- DO THIS: Please repeat all of the listing exactly.

- THE INPUT:
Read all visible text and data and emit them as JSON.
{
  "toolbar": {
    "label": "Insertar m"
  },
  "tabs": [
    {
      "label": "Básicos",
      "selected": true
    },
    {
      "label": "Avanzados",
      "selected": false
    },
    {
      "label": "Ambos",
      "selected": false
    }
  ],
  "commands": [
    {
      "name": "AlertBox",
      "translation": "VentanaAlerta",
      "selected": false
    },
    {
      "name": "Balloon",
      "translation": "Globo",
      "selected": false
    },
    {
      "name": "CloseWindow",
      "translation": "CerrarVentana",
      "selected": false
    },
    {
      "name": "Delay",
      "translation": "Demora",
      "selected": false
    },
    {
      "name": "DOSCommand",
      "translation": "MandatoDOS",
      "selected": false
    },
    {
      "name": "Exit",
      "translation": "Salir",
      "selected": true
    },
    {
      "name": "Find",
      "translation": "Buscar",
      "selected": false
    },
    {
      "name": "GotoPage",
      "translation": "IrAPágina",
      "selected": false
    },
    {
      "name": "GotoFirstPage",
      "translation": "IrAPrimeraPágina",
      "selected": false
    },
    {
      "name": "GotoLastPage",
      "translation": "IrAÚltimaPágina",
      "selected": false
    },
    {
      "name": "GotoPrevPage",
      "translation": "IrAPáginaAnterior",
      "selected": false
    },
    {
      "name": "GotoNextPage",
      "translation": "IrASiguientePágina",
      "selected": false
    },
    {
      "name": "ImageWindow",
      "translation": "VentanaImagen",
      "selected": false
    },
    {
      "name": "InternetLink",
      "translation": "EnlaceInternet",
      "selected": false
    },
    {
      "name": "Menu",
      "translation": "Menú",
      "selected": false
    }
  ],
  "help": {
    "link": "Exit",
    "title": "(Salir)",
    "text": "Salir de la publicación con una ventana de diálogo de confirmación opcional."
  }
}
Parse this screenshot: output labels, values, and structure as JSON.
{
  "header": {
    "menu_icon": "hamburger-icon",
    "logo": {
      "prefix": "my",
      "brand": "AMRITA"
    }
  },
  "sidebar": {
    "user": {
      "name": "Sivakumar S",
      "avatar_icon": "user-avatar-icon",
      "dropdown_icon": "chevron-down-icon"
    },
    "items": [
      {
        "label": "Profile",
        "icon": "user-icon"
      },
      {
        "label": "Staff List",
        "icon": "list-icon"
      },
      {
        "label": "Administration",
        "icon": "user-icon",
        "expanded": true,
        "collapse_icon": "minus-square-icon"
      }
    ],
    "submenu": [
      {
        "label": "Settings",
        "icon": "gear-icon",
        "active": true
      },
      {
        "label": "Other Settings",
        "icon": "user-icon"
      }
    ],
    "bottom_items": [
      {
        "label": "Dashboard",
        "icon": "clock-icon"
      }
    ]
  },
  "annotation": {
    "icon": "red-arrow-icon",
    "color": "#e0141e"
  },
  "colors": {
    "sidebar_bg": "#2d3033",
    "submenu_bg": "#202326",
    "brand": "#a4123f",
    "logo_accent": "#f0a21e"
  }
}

- IN RESPONSE:
Read all visible text and data and emit them as JSON.
{
  "toolbar": {
    "label": "Insertar m"
  },
  "tabs": [
    {
      "label": "Básicos",
      "selected": true
    },
    {
      "label": "Avanzados",
      "selected": false
    },
    {
      "label": "Ambos",
      "selected": false
    }
  ],
  "commands": [
    {
      "name": "AlertBox",
      "translation": "VentanaAlerta",
      "selected": false
    },
    {
      "name": "Balloon",
      "translation": "Globo",
      "selected": false
    },
    {
      "name": "CloseWindow",
      "translation": "CerrarVentana",
      "selected": false
    },
    {
      "name": "Delay",
      "translation": "Demora",
      "selected": false
    },
    {
      "name": "DOSCommand",
      "translation": "MandatoDOS",
      "selected": false
    },
    {
      "name": "Exit",
      "translation": "Salir",
      "selected": true
    },
    {
      "name": "Find",
      "translation": "Buscar",
      "selected": false
    },
    {
      "name": "GotoPage",
      "translation": "IrAPágina",
      "selected": false
    },
    {
      "name": "GotoFirstPage",
      "translation": "IrAPrimeraPágina",
      "selected": false
    },
    {
      "name": "GotoLastPage",
      "translation": "IrAÚltimaPágina",
      "selected": false
    },
    {
      "name": "GotoPrevPage",
      "translation": "IrAPáginaAnterior",
      "selected": false
    },
    {
      "name": "GotoNextPage",
      "translation": "IrASiguientePágina",
      "selected": false
    },
    {
      "name": "ImageWindow",
      "translation": "VentanaImagen",
      "selected": false
    },
    {
      "name": "InternetLink",
      "translation": "EnlaceInternet",
      "selected": false
    },
    {
      "name": "Menu",
      "translation": "Menú",
      "selected": false
    }
  ],
  "help": {
    "link": "Exit",
    "title": "(Salir)",
    "text": "Salir de la publicación con una ventana de diálogo de confirmación opcional."
  }
}
Parse this screenshot: output labels, values, and structure as JSON.
{
  "header": {
    "menu_icon": "hamburger-icon",
    "logo": {
      "prefix": "my",
      "brand": "AMRITA"
    }
  },
  "sidebar": {
    "user": {
      "name": "Sivakumar S",
      "avatar_icon": "user-avatar-icon",
      "dropdown_icon": "chevron-down-icon"
    },
    "items": [
      {
        "label": "Profile",
        "icon": "user-icon"
      },
      {
        "label": "Staff List",
        "icon": "list-icon"
      },
      {
        "label": "Administration",
        "icon": "user-icon",
        "expanded": true,
        "collapse_icon": "minus-square-icon"
      }
    ],
    "submenu": [
      {
        "label": "Settings",
        "icon": "gear-icon",
        "active": true
      },
      {
        "label": "Other Settings",
        "icon": "user-icon"
      }
    ],
    "bottom_items": [
      {
        "label": "Dashboard",
        "icon": "clock-icon"
      }
    ]
  },
  "annotation": {
    "icon": "red-arrow-icon",
    "color": "#e0141e"
  },
  "colors": {
    "sidebar_bg": "#2d3033",
    "submenu_bg": "#202326",
    "brand": "#a4123f",
    "logo_accent": "#f0a21e"
  }
}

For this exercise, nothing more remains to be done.